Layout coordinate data
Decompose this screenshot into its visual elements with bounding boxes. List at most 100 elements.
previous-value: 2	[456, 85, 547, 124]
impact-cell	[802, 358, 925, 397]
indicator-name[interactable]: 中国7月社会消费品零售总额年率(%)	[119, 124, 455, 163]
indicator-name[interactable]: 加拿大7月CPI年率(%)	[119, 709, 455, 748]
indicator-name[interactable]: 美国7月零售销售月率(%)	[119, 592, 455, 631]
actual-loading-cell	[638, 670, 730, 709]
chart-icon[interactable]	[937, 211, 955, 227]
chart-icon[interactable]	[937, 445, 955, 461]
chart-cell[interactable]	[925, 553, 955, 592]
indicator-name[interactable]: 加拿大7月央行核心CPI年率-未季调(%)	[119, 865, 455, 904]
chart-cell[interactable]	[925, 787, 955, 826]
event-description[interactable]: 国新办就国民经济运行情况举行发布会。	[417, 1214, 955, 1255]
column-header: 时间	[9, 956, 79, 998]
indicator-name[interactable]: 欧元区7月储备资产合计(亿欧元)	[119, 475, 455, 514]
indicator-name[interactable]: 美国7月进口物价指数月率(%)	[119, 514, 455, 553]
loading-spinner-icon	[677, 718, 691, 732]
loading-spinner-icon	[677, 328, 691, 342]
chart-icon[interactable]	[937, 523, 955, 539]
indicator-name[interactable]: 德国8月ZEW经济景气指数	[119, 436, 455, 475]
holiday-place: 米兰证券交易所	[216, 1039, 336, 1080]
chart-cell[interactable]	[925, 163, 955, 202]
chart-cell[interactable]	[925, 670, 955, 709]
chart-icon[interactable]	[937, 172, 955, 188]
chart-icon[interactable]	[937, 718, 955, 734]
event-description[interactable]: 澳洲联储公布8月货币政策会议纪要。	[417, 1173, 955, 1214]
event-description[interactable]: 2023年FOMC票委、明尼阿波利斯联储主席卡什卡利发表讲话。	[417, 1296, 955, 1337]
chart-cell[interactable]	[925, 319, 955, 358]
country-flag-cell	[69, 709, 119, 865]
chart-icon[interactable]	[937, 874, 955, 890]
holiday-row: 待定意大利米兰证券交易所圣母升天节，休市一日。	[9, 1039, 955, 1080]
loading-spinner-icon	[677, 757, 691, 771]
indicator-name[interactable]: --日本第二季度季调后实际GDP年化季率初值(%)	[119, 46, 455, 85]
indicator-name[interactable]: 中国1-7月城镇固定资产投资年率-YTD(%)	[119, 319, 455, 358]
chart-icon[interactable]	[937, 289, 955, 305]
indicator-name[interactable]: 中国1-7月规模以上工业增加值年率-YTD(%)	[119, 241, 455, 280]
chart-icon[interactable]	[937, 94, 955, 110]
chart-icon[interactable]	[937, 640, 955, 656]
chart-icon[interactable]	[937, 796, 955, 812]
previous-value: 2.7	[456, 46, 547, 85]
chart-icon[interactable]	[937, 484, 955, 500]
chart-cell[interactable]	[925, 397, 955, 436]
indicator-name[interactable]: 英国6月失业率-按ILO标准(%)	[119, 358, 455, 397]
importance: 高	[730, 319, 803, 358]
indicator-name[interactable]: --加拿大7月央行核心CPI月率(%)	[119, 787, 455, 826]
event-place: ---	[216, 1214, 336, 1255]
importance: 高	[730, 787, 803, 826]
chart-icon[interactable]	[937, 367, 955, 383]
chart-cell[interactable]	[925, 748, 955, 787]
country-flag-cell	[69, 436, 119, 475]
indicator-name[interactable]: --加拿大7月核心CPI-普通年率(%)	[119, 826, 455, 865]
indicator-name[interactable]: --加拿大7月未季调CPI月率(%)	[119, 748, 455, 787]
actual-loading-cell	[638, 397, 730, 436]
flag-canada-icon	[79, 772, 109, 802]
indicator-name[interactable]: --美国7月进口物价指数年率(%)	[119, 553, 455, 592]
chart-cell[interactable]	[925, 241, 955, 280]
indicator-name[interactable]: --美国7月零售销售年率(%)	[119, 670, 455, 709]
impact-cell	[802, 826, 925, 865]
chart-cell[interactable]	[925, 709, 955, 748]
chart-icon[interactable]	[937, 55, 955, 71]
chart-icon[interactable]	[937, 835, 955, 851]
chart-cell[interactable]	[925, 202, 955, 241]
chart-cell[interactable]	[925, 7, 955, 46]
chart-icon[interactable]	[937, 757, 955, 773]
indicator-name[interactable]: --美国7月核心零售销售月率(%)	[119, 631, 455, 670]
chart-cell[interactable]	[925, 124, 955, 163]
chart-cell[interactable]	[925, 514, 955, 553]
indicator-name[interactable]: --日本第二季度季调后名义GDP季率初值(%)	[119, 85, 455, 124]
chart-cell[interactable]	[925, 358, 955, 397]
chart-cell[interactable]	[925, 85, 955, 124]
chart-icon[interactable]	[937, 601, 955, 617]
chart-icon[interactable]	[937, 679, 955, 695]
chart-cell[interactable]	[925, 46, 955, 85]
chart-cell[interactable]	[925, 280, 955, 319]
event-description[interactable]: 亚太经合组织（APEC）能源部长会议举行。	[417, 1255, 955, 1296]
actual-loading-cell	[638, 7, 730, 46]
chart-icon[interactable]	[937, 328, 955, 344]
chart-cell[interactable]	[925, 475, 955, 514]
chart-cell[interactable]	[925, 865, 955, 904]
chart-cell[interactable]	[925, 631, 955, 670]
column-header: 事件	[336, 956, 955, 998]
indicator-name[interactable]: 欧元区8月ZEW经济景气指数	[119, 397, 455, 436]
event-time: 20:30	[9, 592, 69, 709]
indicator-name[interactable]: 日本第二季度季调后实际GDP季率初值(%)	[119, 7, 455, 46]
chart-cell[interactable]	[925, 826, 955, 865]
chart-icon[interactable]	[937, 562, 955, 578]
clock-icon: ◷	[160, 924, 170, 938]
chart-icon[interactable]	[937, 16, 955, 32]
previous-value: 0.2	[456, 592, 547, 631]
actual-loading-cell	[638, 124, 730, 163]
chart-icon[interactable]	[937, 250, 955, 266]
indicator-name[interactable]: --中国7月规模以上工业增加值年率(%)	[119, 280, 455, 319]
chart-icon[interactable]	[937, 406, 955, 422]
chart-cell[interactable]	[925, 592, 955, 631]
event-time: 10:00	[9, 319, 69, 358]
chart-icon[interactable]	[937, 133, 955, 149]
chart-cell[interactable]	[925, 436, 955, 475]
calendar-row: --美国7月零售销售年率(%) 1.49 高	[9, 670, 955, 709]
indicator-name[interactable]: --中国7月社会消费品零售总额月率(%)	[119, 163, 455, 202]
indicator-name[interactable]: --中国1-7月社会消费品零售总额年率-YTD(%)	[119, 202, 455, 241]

◆ Given problem
Echo all of the lines above back without changing anything in them.

◆ Final result
Decompose this screenshot into its visual elements with bounding boxes. List at most 100 elements.
previous-value: 2	[456, 85, 547, 124]
impact-cell	[802, 358, 925, 397]
indicator-name[interactable]: 中国7月社会消费品零售总额年率(%)	[119, 124, 455, 163]
indicator-name[interactable]: 加拿大7月CPI年率(%)	[119, 709, 455, 748]
indicator-name[interactable]: 美国7月零售销售月率(%)	[119, 592, 455, 631]
actual-loading-cell	[638, 670, 730, 709]
chart-icon[interactable]	[937, 211, 955, 227]
chart-icon[interactable]	[937, 445, 955, 461]
chart-cell[interactable]	[925, 553, 955, 592]
indicator-name[interactable]: 加拿大7月央行核心CPI年率-未季调(%)	[119, 865, 455, 904]
chart-cell[interactable]	[925, 787, 955, 826]
event-description[interactable]: 国新办就国民经济运行情况举行发布会。	[417, 1214, 955, 1255]
column-header: 时间	[9, 956, 79, 998]
indicator-name[interactable]: 欧元区7月储备资产合计(亿欧元)	[119, 475, 455, 514]
indicator-name[interactable]: 美国7月进口物价指数月率(%)	[119, 514, 455, 553]
loading-spinner-icon	[677, 718, 691, 732]
loading-spinner-icon	[677, 328, 691, 342]
chart-icon[interactable]	[937, 523, 955, 539]
indicator-name[interactable]: 德国8月ZEW经济景气指数	[119, 436, 455, 475]
holiday-place: 米兰证券交易所	[216, 1039, 336, 1080]
chart-cell[interactable]	[925, 163, 955, 202]
chart-cell[interactable]	[925, 670, 955, 709]
chart-icon[interactable]	[937, 172, 955, 188]
chart-icon[interactable]	[937, 718, 955, 734]
event-description[interactable]: 澳洲联储公布8月货币政策会议纪要。	[417, 1173, 955, 1214]
event-description[interactable]: 2023年FOMC票委、明尼阿波利斯联储主席卡什卡利发表讲话。	[417, 1296, 955, 1337]
chart-cell[interactable]	[925, 319, 955, 358]
country-flag-cell	[69, 709, 119, 865]
chart-icon[interactable]	[937, 874, 955, 890]
holiday-row: 待定意大利米兰证券交易所圣母升天节，休市一日。	[9, 1039, 955, 1080]
loading-spinner-icon	[677, 757, 691, 771]
indicator-name[interactable]: --日本第二季度季调后实际GDP年化季率初值(%)	[119, 46, 455, 85]
indicator-name[interactable]: 中国1-7月城镇固定资产投资年率-YTD(%)	[119, 319, 455, 358]
chart-icon[interactable]	[937, 289, 955, 305]
indicator-name[interactable]: 中国1-7月规模以上工业增加值年率-YTD(%)	[119, 241, 455, 280]
chart-icon[interactable]	[937, 94, 955, 110]
chart-icon[interactable]	[937, 640, 955, 656]
chart-icon[interactable]	[937, 796, 955, 812]
previous-value: 2.7	[456, 46, 547, 85]
chart-icon[interactable]	[937, 484, 955, 500]
chart-cell[interactable]	[925, 397, 955, 436]
indicator-name[interactable]: 英国6月失业率-按ILO标准(%)	[119, 358, 455, 397]
importance: 高	[730, 319, 803, 358]
indicator-name[interactable]: --加拿大7月央行核心CPI月率(%)	[119, 787, 455, 826]
event-place: ---	[216, 1214, 336, 1255]
importance: 高	[730, 787, 803, 826]
chart-icon[interactable]	[937, 367, 955, 383]
chart-cell[interactable]	[925, 748, 955, 787]
country-flag-cell	[69, 436, 119, 475]
indicator-name[interactable]: --加拿大7月核心CPI-普通年率(%)	[119, 826, 455, 865]
indicator-name[interactable]: --加拿大7月未季调CPI月率(%)	[119, 748, 455, 787]
actual-loading-cell	[638, 397, 730, 436]
flag-canada-icon	[79, 772, 109, 802]
indicator-name[interactable]: --美国7月进口物价指数年率(%)	[119, 553, 455, 592]
chart-cell[interactable]	[925, 241, 955, 280]
indicator-name[interactable]: --美国7月零售销售年率(%)	[119, 670, 455, 709]
impact-cell	[802, 826, 925, 865]
chart-cell[interactable]	[925, 709, 955, 748]
chart-icon[interactable]	[937, 55, 955, 71]
chart-icon[interactable]	[937, 835, 955, 851]
chart-cell[interactable]	[925, 202, 955, 241]
chart-cell[interactable]	[925, 7, 955, 46]
chart-icon[interactable]	[937, 757, 955, 773]
indicator-name[interactable]: --美国7月核心零售销售月率(%)	[119, 631, 455, 670]
chart-cell[interactable]	[925, 124, 955, 163]
chart-cell[interactable]	[925, 514, 955, 553]
indicator-name[interactable]: --日本第二季度季调后名义GDP季率初值(%)	[119, 85, 455, 124]
chart-cell[interactable]	[925, 358, 955, 397]
chart-cell[interactable]	[925, 85, 955, 124]
chart-icon[interactable]	[937, 601, 955, 617]
chart-icon[interactable]	[937, 679, 955, 695]
chart-cell[interactable]	[925, 46, 955, 85]
chart-cell[interactable]	[925, 280, 955, 319]
event-description[interactable]: 亚太经合组织（APEC）能源部长会议举行。	[417, 1255, 955, 1296]
actual-loading-cell	[638, 7, 730, 46]
chart-icon[interactable]	[937, 328, 955, 344]
chart-cell[interactable]	[925, 475, 955, 514]
chart-cell[interactable]	[925, 865, 955, 904]
chart-cell[interactable]	[925, 631, 955, 670]
column-header: 事件	[336, 956, 955, 998]
indicator-name[interactable]: 欧元区8月ZEW经济景气指数	[119, 397, 455, 436]
event-time: 20:30	[9, 592, 69, 709]
indicator-name[interactable]: 日本第二季度季调后实际GDP季率初值(%)	[119, 7, 455, 46]
chart-cell[interactable]	[925, 826, 955, 865]
chart-icon[interactable]	[937, 562, 955, 578]
clock-icon: ◷	[160, 924, 170, 938]
chart-icon[interactable]	[937, 16, 955, 32]
previous-value: 0.2	[456, 592, 547, 631]
actual-loading-cell	[638, 124, 730, 163]
chart-icon[interactable]	[937, 250, 955, 266]
indicator-name[interactable]: --中国7月规模以上工业增加值年率(%)	[119, 280, 455, 319]
chart-icon[interactable]	[937, 406, 955, 422]
chart-cell[interactable]	[925, 592, 955, 631]
event-time: 10:00	[9, 319, 69, 358]
chart-icon[interactable]	[937, 133, 955, 149]
chart-cell[interactable]	[925, 436, 955, 475]
calendar-row: --美国7月零售销售年率(%) 1.49 高	[9, 670, 955, 709]
indicator-name[interactable]: --中国7月社会消费品零售总额月率(%)	[119, 163, 455, 202]
indicator-name[interactable]: --中国1-7月社会消费品零售总额年率-YTD(%)	[119, 202, 455, 241]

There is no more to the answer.